--- BEGIN Records for this exercise ---
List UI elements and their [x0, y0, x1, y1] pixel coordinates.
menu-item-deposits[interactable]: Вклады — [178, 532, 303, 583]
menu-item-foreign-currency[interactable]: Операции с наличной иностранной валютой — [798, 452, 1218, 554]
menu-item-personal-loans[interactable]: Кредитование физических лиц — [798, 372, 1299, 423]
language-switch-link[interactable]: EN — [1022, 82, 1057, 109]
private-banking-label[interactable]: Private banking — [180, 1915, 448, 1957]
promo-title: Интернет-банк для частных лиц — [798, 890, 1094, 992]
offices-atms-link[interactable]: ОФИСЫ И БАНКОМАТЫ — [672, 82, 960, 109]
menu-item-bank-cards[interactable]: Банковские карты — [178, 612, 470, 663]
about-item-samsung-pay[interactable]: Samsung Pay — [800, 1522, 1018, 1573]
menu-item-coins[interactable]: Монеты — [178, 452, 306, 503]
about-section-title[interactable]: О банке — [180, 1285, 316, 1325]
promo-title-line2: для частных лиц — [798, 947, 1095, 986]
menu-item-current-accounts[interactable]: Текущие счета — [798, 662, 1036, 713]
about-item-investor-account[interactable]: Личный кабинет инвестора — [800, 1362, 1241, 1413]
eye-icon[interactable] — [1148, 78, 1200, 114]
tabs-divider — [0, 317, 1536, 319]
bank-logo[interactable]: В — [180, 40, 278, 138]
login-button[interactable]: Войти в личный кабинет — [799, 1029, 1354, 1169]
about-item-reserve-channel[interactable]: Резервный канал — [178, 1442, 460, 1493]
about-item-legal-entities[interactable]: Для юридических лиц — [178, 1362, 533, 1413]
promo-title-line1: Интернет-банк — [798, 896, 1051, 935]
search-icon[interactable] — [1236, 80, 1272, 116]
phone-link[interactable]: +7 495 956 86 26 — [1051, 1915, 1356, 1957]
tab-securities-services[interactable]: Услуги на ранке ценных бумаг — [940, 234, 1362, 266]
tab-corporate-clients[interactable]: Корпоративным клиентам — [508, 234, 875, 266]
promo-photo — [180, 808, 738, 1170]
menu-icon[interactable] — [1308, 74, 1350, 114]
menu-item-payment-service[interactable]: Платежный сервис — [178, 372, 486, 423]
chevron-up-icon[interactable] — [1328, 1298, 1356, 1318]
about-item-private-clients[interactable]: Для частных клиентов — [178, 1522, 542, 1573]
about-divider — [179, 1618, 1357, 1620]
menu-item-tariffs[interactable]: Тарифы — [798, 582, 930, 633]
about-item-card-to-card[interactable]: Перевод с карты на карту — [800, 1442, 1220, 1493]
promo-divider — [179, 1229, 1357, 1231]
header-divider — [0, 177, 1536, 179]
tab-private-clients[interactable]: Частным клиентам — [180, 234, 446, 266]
--- END Records for this exercise ---
● **Goal of the exercise**:
Please copy out the material unchanged, beginning with its first line and stopping after the line that contains "eye-icon[interactable] — [1148, 78, 1200, 114]".

● **Final result**:
List UI elements and their [x0, y0, x1, y1] pixel coordinates.
menu-item-deposits[interactable]: Вклады — [178, 532, 303, 583]
menu-item-foreign-currency[interactable]: Операции с наличной иностранной валютой — [798, 452, 1218, 554]
menu-item-personal-loans[interactable]: Кредитование физических лиц — [798, 372, 1299, 423]
language-switch-link[interactable]: EN — [1022, 82, 1057, 109]
private-banking-label[interactable]: Private banking — [180, 1915, 448, 1957]
promo-title: Интернет-банк для частных лиц — [798, 890, 1094, 992]
offices-atms-link[interactable]: ОФИСЫ И БАНКОМАТЫ — [672, 82, 960, 109]
menu-item-bank-cards[interactable]: Банковские карты — [178, 612, 470, 663]
about-item-samsung-pay[interactable]: Samsung Pay — [800, 1522, 1018, 1573]
menu-item-coins[interactable]: Монеты — [178, 452, 306, 503]
about-section-title[interactable]: О банке — [180, 1285, 316, 1325]
promo-title-line2: для частных лиц — [798, 947, 1095, 986]
menu-item-current-accounts[interactable]: Текущие счета — [798, 662, 1036, 713]
about-item-investor-account[interactable]: Личный кабинет инвестора — [800, 1362, 1241, 1413]
eye-icon[interactable] — [1148, 78, 1200, 114]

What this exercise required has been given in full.